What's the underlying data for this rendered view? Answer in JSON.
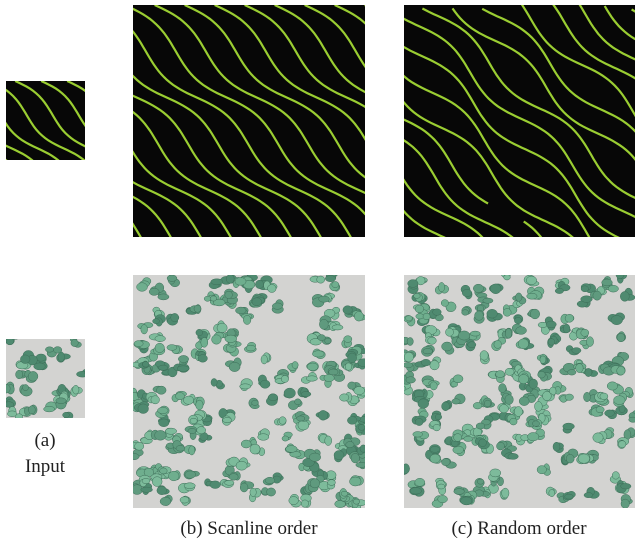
{
  "captions": [
    "(a)",
    "Input",
    "(b) Scanline order",
    "(c) Random order"
  ]
}
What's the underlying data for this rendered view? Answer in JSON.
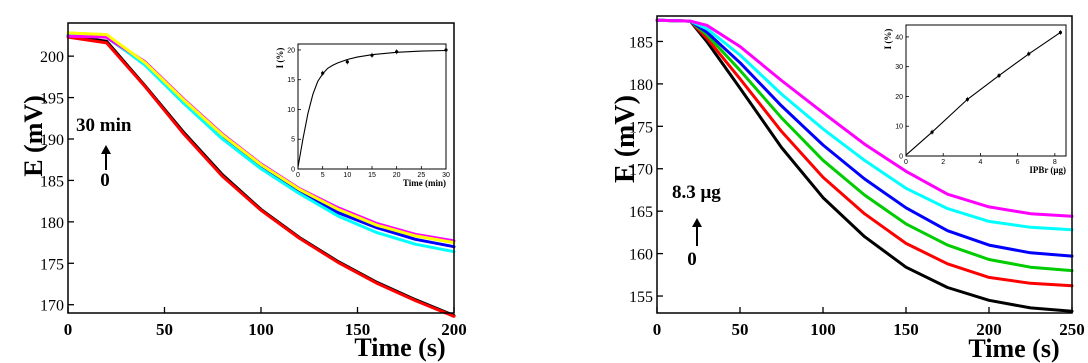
{
  "chart_data": [
    {
      "type": "line",
      "xlabel": "Time (s)",
      "ylabel": "E (mV)",
      "xlim": [
        0,
        200
      ],
      "ylim": [
        169,
        204
      ],
      "xticks": [
        "0",
        "50",
        "100",
        "150",
        "200"
      ],
      "yticks": [
        "170",
        "175",
        "180",
        "185",
        "190",
        "195",
        "200"
      ],
      "annotation": {
        "top": "30 min",
        "bottom": "0"
      },
      "series": [
        {
          "color": "#000000",
          "x": [
            0,
            20,
            40,
            60,
            80,
            100,
            120,
            140,
            160,
            180,
            200
          ],
          "y": [
            202.4,
            201.8,
            196.4,
            190.8,
            185.7,
            181.5,
            178.1,
            175.2,
            172.7,
            170.6,
            168.7
          ]
        },
        {
          "color": "#ff0000",
          "x": [
            0,
            20,
            40,
            60,
            80,
            100,
            120,
            140,
            160,
            180,
            200
          ],
          "y": [
            202.3,
            201.6,
            196.3,
            190.6,
            185.5,
            181.4,
            178.0,
            175.1,
            172.6,
            170.5,
            168.6
          ]
        },
        {
          "color": "#0000ff",
          "x": [
            0,
            20,
            40,
            60,
            80,
            100,
            120,
            140,
            160,
            180,
            200
          ],
          "y": [
            202.5,
            202.3,
            199.0,
            194.5,
            190.3,
            186.6,
            183.7,
            181.1,
            179.3,
            177.9,
            177.0
          ]
        },
        {
          "color": "#00ffff",
          "x": [
            0,
            20,
            40,
            60,
            80,
            100,
            120,
            140,
            160,
            180,
            200
          ],
          "y": [
            202.6,
            202.4,
            198.9,
            194.3,
            190.0,
            186.4,
            183.4,
            180.7,
            178.7,
            177.3,
            176.4
          ]
        },
        {
          "color": "#ff00ff",
          "x": [
            0,
            20,
            40,
            60,
            80,
            100,
            120,
            140,
            160,
            180,
            200
          ],
          "y": [
            202.4,
            202.3,
            199.3,
            194.8,
            190.6,
            187.0,
            184.0,
            181.7,
            179.8,
            178.5,
            177.7
          ]
        },
        {
          "color": "#ffff00",
          "x": [
            0,
            20,
            40,
            60,
            80,
            100,
            120,
            140,
            160,
            180,
            200
          ],
          "y": [
            202.8,
            202.6,
            199.2,
            194.7,
            190.5,
            186.9,
            183.9,
            181.5,
            179.6,
            178.3,
            177.5
          ]
        }
      ],
      "inset": {
        "xlabel": "Time (min)",
        "ylabel": "I (%)",
        "xlim": [
          0,
          30
        ],
        "ylim": [
          0,
          21
        ],
        "xticks": [
          "0",
          "5",
          "10",
          "15",
          "20",
          "25",
          "30"
        ],
        "yticks": [
          "0",
          "5",
          "10",
          "15",
          "20"
        ],
        "points": {
          "x": [
            5,
            10,
            15,
            20,
            30
          ],
          "y": [
            16.1,
            18.0,
            19.1,
            19.7,
            20.0
          ]
        },
        "fit": {
          "x": [
            0,
            1,
            2,
            3,
            4,
            5,
            6,
            7,
            8,
            10,
            12,
            15,
            20,
            25,
            30
          ],
          "y": [
            0.3,
            5.0,
            9.3,
            12.5,
            14.7,
            16.0,
            16.9,
            17.4,
            17.8,
            18.4,
            18.8,
            19.2,
            19.6,
            19.8,
            19.9
          ]
        }
      }
    },
    {
      "type": "line",
      "xlabel": "Time (s)",
      "ylabel": "E (mV)",
      "xlim": [
        0,
        250
      ],
      "ylim": [
        153,
        188
      ],
      "xticks": [
        "0",
        "50",
        "100",
        "150",
        "200",
        "250"
      ],
      "yticks": [
        "155",
        "160",
        "165",
        "170",
        "175",
        "180",
        "185"
      ],
      "annotation": {
        "top": "8.3 μg",
        "bottom": "0"
      },
      "series": [
        {
          "color": "#000000",
          "x": [
            0,
            20,
            30,
            50,
            75,
            100,
            125,
            150,
            175,
            200,
            225,
            250
          ],
          "y": [
            187.5,
            187.4,
            185.0,
            179.5,
            172.5,
            166.6,
            162.0,
            158.4,
            156.0,
            154.5,
            153.6,
            153.2
          ]
        },
        {
          "color": "#ff0000",
          "x": [
            0,
            20,
            30,
            50,
            75,
            100,
            125,
            150,
            175,
            200,
            225,
            250
          ],
          "y": [
            187.5,
            187.4,
            185.4,
            180.6,
            174.4,
            169.0,
            164.7,
            161.2,
            158.8,
            157.2,
            156.5,
            156.2
          ]
        },
        {
          "color": "#00cc00",
          "x": [
            0,
            20,
            30,
            50,
            75,
            100,
            125,
            150,
            175,
            200,
            225,
            250
          ],
          "y": [
            187.5,
            187.4,
            185.8,
            181.6,
            176.0,
            171.0,
            166.9,
            163.5,
            161.0,
            159.3,
            158.4,
            158.0
          ]
        },
        {
          "color": "#0000ff",
          "x": [
            0,
            20,
            30,
            50,
            75,
            100,
            125,
            150,
            175,
            200,
            225,
            250
          ],
          "y": [
            187.5,
            187.4,
            186.1,
            182.5,
            177.4,
            172.8,
            168.8,
            165.4,
            162.7,
            161.0,
            160.1,
            159.7
          ]
        },
        {
          "color": "#00ffff",
          "x": [
            0,
            20,
            30,
            50,
            75,
            100,
            125,
            150,
            175,
            200,
            225,
            250
          ],
          "y": [
            187.5,
            187.4,
            186.5,
            183.4,
            178.8,
            174.7,
            171.0,
            167.7,
            165.3,
            163.8,
            163.1,
            162.8
          ]
        },
        {
          "color": "#ff00ff",
          "x": [
            0,
            20,
            30,
            50,
            75,
            100,
            125,
            150,
            175,
            200,
            225,
            250
          ],
          "y": [
            187.5,
            187.4,
            186.9,
            184.4,
            180.4,
            176.6,
            172.9,
            169.7,
            167.0,
            165.5,
            164.7,
            164.4
          ]
        }
      ],
      "inset": {
        "xlabel": "IPBr (μg)",
        "ylabel": "I (%)",
        "xlim": [
          0,
          8.6
        ],
        "ylim": [
          0,
          44
        ],
        "xticks": [
          "0",
          "2",
          "4",
          "6",
          "8"
        ],
        "yticks": [
          "0",
          "10",
          "20",
          "30",
          "40"
        ],
        "points": {
          "x": [
            1.4,
            3.3,
            5.0,
            6.6,
            8.3
          ],
          "y": [
            8.0,
            19.0,
            27.0,
            34.3,
            41.5
          ]
        },
        "fit": {
          "x": [
            0,
            1.4,
            3.3,
            5.0,
            6.6,
            8.3
          ],
          "y": [
            0.3,
            8.0,
            19.0,
            27.0,
            34.3,
            41.5
          ]
        }
      }
    }
  ]
}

········

- **Stated goal**: Copy all the lines of data exactly as they appear, dropping any images.

- **Task solution**:
What's the underlying data for this rendered view? Answer in JSON.
{
  "captions": [
    "(a)",
    "Input",
    "(b) Scanline order",
    "(c) Random order"
  ]
}
What's the underlying data for this rendered view? Answer in JSON.
{
  "chart_data": [
    {
      "type": "line",
      "xlabel": "Time (s)",
      "ylabel": "E (mV)",
      "xlim": [
        0,
        200
      ],
      "ylim": [
        169,
        204
      ],
      "xticks": [
        "0",
        "50",
        "100",
        "150",
        "200"
      ],
      "yticks": [
        "170",
        "175",
        "180",
        "185",
        "190",
        "195",
        "200"
      ],
      "annotation": {
        "top": "30 min",
        "bottom": "0"
      },
      "series": [
        {
          "color": "#000000",
          "x": [
            0,
            20,
            40,
            60,
            80,
            100,
            120,
            140,
            160,
            180,
            200
          ],
          "y": [
            202.4,
            201.8,
            196.4,
            190.8,
            185.7,
            181.5,
            178.1,
            175.2,
            172.7,
            170.6,
            168.7
          ]
        },
        {
          "color": "#ff0000",
          "x": [
            0,
            20,
            40,
            60,
            80,
            100,
            120,
            140,
            160,
            180,
            200
          ],
          "y": [
            202.3,
            201.6,
            196.3,
            190.6,
            185.5,
            181.4,
            178.0,
            175.1,
            172.6,
            170.5,
            168.6
          ]
        },
        {
          "color": "#0000ff",
          "x": [
            0,
            20,
            40,
            60,
            80,
            100,
            120,
            140,
            160,
            180,
            200
          ],
          "y": [
            202.5,
            202.3,
            199.0,
            194.5,
            190.3,
            186.6,
            183.7,
            181.1,
            179.3,
            177.9,
            177.0
          ]
        },
        {
          "color": "#00ffff",
          "x": [
            0,
            20,
            40,
            60,
            80,
            100,
            120,
            140,
            160,
            180,
            200
          ],
          "y": [
            202.6,
            202.4,
            198.9,
            194.3,
            190.0,
            186.4,
            183.4,
            180.7,
            178.7,
            177.3,
            176.4
          ]
        },
        {
          "color": "#ff00ff",
          "x": [
            0,
            20,
            40,
            60,
            80,
            100,
            120,
            140,
            160,
            180,
            200
          ],
          "y": [
            202.4,
            202.3,
            199.3,
            194.8,
            190.6,
            187.0,
            184.0,
            181.7,
            179.8,
            178.5,
            177.7
          ]
        },
        {
          "color": "#ffff00",
          "x": [
            0,
            20,
            40,
            60,
            80,
            100,
            120,
            140,
            160,
            180,
            200
          ],
          "y": [
            202.8,
            202.6,
            199.2,
            194.7,
            190.5,
            186.9,
            183.9,
            181.5,
            179.6,
            178.3,
            177.5
          ]
        }
      ],
      "inset": {
        "xlabel": "Time (min)",
        "ylabel": "I (%)",
        "xlim": [
          0,
          30
        ],
        "ylim": [
          0,
          21
        ],
        "xticks": [
          "0",
          "5",
          "10",
          "15",
          "20",
          "25",
          "30"
        ],
        "yticks": [
          "0",
          "5",
          "10",
          "15",
          "20"
        ],
        "points": {
          "x": [
            5,
            10,
            15,
            20,
            30
          ],
          "y": [
            16.1,
            18.0,
            19.1,
            19.7,
            20.0
          ]
        },
        "fit": {
          "x": [
            0,
            1,
            2,
            3,
            4,
            5,
            6,
            7,
            8,
            10,
            12,
            15,
            20,
            25,
            30
          ],
          "y": [
            0.3,
            5.0,
            9.3,
            12.5,
            14.7,
            16.0,
            16.9,
            17.4,
            17.8,
            18.4,
            18.8,
            19.2,
            19.6,
            19.8,
            19.9
          ]
        }
      }
    },
    {
      "type": "line",
      "xlabel": "Time (s)",
      "ylabel": "E (mV)",
      "xlim": [
        0,
        250
      ],
      "ylim": [
        153,
        188
      ],
      "xticks": [
        "0",
        "50",
        "100",
        "150",
        "200",
        "250"
      ],
      "yticks": [
        "155",
        "160",
        "165",
        "170",
        "175",
        "180",
        "185"
      ],
      "annotation": {
        "top": "8.3 μg",
        "bottom": "0"
      },
      "series": [
        {
          "color": "#000000",
          "x": [
            0,
            20,
            30,
            50,
            75,
            100,
            125,
            150,
            175,
            200,
            225,
            250
          ],
          "y": [
            187.5,
            187.4,
            185.0,
            179.5,
            172.5,
            166.6,
            162.0,
            158.4,
            156.0,
            154.5,
            153.6,
            153.2
          ]
        },
        {
          "color": "#ff0000",
          "x": [
            0,
            20,
            30,
            50,
            75,
            100,
            125,
            150,
            175,
            200,
            225,
            250
          ],
          "y": [
            187.5,
            187.4,
            185.4,
            180.6,
            174.4,
            169.0,
            164.7,
            161.2,
            158.8,
            157.2,
            156.5,
            156.2
          ]
        },
        {
          "color": "#00cc00",
          "x": [
            0,
            20,
            30,
            50,
            75,
            100,
            125,
            150,
            175,
            200,
            225,
            250
          ],
          "y": [
            187.5,
            187.4,
            185.8,
            181.6,
            176.0,
            171.0,
            166.9,
            163.5,
            161.0,
            159.3,
            158.4,
            158.0
          ]
        },
        {
          "color": "#0000ff",
          "x": [
            0,
            20,
            30,
            50,
            75,
            100,
            125,
            150,
            175,
            200,
            225,
            250
          ],
          "y": [
            187.5,
            187.4,
            186.1,
            182.5,
            177.4,
            172.8,
            168.8,
            165.4,
            162.7,
            161.0,
            160.1,
            159.7
          ]
        },
        {
          "color": "#00ffff",
          "x": [
            0,
            20,
            30,
            50,
            75,
            100,
            125,
            150,
            175,
            200,
            225,
            250
          ],
          "y": [
            187.5,
            187.4,
            186.5,
            183.4,
            178.8,
            174.7,
            171.0,
            167.7,
            165.3,
            163.8,
            163.1,
            162.8
          ]
        },
        {
          "color": "#ff00ff",
          "x": [
            0,
            20,
            30,
            50,
            75,
            100,
            125,
            150,
            175,
            200,
            225,
            250
          ],
          "y": [
            187.5,
            187.4,
            186.9,
            184.4,
            180.4,
            176.6,
            172.9,
            169.7,
            167.0,
            165.5,
            164.7,
            164.4
          ]
        }
      ],
      "inset": {
        "xlabel": "IPBr (μg)",
        "ylabel": "I (%)",
        "xlim": [
          0,
          8.6
        ],
        "ylim": [
          0,
          44
        ],
        "xticks": [
          "0",
          "2",
          "4",
          "6",
          "8"
        ],
        "yticks": [
          "0",
          "10",
          "20",
          "30",
          "40"
        ],
        "points": {
          "x": [
            1.4,
            3.3,
            5.0,
            6.6,
            8.3
          ],
          "y": [
            8.0,
            19.0,
            27.0,
            34.3,
            41.5
          ]
        },
        "fit": {
          "x": [
            0,
            1.4,
            3.3,
            5.0,
            6.6,
            8.3
          ],
          "y": [
            0.3,
            8.0,
            19.0,
            27.0,
            34.3,
            41.5
          ]
        }
      }
    }
  ]
}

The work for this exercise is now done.